— What is needed —
Reproduce, word for word, the passage below on COVID-19 treatment for lung transplant patients and the statistical analysis that follows it.

— Passage —
__________________________________________________

1.6. COVID-19 treatment and immunosuppression immunomodulation protocol for lung transplant patients
The lung transplant recipients at our institution were asked to hold their cell cycle inhibitors for 20 days after diagnosis of COVID-19 as part of a standardized protocol. Patients who had mild disease were also treated with monoclonal antibodies and their prednisone was increased to 20 mg once a day as out-patient. The patients who had moderate disease were treated with dexamethasone 6 mg once a day for 10 days along with remdesivir for 5 days. Patients with higher inflammatory markers and had evidence of Adult Respiratory Distress Syndrome (ARDS) on their imaging were treated with dexamethasone 20 mg for 5 days followed by 10 mg for 5 days instead. Patients with severe disease and evidence of ARDS on their imaging were treated with dexamethasone 20 mg for 5 days followed by 10 mg for 5 days in addition to Remdesivir for 5 days and at times tocilizumab.
1.7. Statistical analysis
Continuous variables were summarized as mean (SD) and median (range), while categorical variables were reported as frequency (percentage). Groups were compared in LTR pre- and post-COVID-19 diagnosis using the Kruskal-Wallis or Mann-Whitney U tests. Analysis was performed with PRISM software version 9.4.0 (Graph-Pad). Statistical significance was defined as p < 0.05.

__________________________________________________

— Source data —
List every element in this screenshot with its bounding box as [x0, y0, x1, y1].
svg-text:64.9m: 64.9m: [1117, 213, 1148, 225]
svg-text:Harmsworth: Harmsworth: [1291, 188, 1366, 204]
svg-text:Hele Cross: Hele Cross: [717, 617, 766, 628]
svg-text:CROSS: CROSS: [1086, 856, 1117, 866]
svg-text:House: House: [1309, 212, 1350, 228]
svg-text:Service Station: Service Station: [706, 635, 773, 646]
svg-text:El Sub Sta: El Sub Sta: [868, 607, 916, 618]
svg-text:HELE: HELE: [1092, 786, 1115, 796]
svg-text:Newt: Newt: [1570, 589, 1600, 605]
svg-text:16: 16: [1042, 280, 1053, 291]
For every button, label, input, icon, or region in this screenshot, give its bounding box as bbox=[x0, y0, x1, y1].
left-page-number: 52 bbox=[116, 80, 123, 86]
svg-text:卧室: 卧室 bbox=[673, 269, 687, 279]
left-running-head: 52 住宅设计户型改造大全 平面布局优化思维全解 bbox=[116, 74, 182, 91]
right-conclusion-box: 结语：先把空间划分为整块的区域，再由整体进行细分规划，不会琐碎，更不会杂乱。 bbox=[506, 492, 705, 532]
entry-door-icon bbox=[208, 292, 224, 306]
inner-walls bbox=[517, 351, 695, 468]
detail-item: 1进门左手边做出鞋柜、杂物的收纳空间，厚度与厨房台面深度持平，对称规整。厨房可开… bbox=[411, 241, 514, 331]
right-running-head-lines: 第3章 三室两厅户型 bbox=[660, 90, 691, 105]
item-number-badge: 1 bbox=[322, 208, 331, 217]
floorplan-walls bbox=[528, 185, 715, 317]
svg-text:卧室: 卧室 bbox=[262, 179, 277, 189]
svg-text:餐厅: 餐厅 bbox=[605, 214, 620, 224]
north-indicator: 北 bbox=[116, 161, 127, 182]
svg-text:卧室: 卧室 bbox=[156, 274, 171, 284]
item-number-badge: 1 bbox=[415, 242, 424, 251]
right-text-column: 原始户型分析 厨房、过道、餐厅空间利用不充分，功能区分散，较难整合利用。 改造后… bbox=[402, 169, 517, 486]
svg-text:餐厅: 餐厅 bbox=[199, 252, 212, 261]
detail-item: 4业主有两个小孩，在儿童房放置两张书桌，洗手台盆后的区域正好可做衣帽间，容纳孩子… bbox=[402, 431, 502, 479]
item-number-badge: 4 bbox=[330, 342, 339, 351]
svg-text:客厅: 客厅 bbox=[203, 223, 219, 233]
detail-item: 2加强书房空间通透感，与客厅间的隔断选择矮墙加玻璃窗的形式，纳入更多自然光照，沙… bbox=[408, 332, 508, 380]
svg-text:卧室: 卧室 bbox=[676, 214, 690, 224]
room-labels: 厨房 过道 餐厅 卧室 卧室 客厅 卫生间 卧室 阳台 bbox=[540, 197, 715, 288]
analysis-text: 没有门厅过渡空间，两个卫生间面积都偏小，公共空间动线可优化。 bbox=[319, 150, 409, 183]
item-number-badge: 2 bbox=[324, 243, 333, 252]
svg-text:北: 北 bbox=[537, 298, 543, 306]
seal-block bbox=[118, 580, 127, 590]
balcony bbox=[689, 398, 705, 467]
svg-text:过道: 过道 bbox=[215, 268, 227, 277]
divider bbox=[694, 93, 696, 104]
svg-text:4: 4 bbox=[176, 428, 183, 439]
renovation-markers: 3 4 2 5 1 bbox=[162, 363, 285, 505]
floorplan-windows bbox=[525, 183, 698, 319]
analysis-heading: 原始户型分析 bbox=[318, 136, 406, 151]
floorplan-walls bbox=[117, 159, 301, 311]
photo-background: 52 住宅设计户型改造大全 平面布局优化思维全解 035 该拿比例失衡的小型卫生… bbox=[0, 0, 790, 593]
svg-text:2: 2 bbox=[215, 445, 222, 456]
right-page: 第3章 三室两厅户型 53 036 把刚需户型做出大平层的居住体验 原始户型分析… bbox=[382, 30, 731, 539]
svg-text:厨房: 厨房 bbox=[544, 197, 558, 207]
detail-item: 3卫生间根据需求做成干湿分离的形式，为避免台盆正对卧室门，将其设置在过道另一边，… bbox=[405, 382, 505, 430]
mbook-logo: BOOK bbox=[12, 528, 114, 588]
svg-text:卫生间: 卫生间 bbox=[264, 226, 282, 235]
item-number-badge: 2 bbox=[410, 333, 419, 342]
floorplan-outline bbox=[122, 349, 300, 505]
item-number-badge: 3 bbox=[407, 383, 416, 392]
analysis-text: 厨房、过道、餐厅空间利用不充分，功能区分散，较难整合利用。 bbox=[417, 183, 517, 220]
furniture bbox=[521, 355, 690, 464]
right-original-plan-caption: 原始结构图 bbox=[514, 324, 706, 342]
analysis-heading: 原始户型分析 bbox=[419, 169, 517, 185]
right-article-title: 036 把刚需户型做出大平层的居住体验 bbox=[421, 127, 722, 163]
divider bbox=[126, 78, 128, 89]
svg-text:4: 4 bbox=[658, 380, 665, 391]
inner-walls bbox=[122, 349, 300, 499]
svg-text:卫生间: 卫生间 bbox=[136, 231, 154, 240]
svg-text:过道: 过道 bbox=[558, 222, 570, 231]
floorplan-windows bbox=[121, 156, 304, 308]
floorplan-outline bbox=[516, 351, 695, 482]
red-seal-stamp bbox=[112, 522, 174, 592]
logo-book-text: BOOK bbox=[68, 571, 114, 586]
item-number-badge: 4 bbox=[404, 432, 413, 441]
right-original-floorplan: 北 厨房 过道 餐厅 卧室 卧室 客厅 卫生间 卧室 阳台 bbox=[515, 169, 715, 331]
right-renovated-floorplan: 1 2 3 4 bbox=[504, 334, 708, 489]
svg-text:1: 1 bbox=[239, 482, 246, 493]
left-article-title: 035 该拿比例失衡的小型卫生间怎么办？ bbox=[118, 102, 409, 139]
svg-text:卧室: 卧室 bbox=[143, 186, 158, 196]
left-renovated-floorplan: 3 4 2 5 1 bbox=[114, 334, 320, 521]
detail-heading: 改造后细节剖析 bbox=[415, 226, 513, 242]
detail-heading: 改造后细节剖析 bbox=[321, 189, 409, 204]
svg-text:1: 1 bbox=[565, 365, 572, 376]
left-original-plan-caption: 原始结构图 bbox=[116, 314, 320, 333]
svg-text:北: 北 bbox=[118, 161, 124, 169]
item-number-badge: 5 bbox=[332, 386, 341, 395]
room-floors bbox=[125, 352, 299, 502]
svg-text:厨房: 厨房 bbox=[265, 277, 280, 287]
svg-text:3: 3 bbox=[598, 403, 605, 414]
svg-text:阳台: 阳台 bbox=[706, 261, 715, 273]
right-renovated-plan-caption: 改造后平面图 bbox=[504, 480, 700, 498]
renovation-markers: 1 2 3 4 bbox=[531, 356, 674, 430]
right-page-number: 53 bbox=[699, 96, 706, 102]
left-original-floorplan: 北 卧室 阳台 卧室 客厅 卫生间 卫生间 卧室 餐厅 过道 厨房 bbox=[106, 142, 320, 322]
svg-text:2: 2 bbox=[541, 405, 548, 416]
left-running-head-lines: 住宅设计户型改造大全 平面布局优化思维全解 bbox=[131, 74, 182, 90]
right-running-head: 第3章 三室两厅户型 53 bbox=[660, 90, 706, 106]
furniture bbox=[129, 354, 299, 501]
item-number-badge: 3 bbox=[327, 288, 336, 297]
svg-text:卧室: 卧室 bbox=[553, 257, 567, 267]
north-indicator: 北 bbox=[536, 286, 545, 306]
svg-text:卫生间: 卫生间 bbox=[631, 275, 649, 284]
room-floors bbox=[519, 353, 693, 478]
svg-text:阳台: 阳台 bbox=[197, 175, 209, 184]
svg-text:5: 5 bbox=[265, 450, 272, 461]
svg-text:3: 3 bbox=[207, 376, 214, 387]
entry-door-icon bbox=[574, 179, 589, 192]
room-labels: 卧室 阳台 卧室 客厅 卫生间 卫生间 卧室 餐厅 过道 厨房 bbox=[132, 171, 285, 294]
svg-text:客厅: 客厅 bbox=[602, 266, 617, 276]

__________________________________________________

— Response —
1.6. COVID-19 treatment and immunosuppression immunomodulation protocol for lung transplant patients
The lung transplant recipients at our institution were asked to hold their cell cycle inhibitors for 20 days after diagnosis of COVID-19 as part of a standardized protocol. Patients who had mild disease were also treated with monoclonal antibodies and their prednisone was increased to 20 mg once a day as out-patient. The patients who had moderate disease were treated with dexamethasone 6 mg once a day for 10 days along with remdesivir for 5 days. Patients with higher inflammatory markers and had evidence of Adult Respiratory Distress Syndrome (ARDS) on their imaging were treated with dexamethasone 20 mg for 5 days followed by 10 mg for 5 days instead. Patients with severe disease and evidence of ARDS on their imaging were treated with dexamethasone 20 mg for 5 days followed by 10 mg for 5 days in addition to Remdesivir for 5 days and at times tocilizumab.
1.7. Statistical analysis
Continuous variables were summarized as mean (SD) and median (range), while categorical variables were reported as frequency (percentage). Groups were compared in LTR pre- and post-COVID-19 diagnosis using the Kruskal-Wallis or Mann-Whitney U tests. Analysis was performed with PRISM software version 9.4.0 (Graph-Pad). Statistical significance was defined as p < 0.05.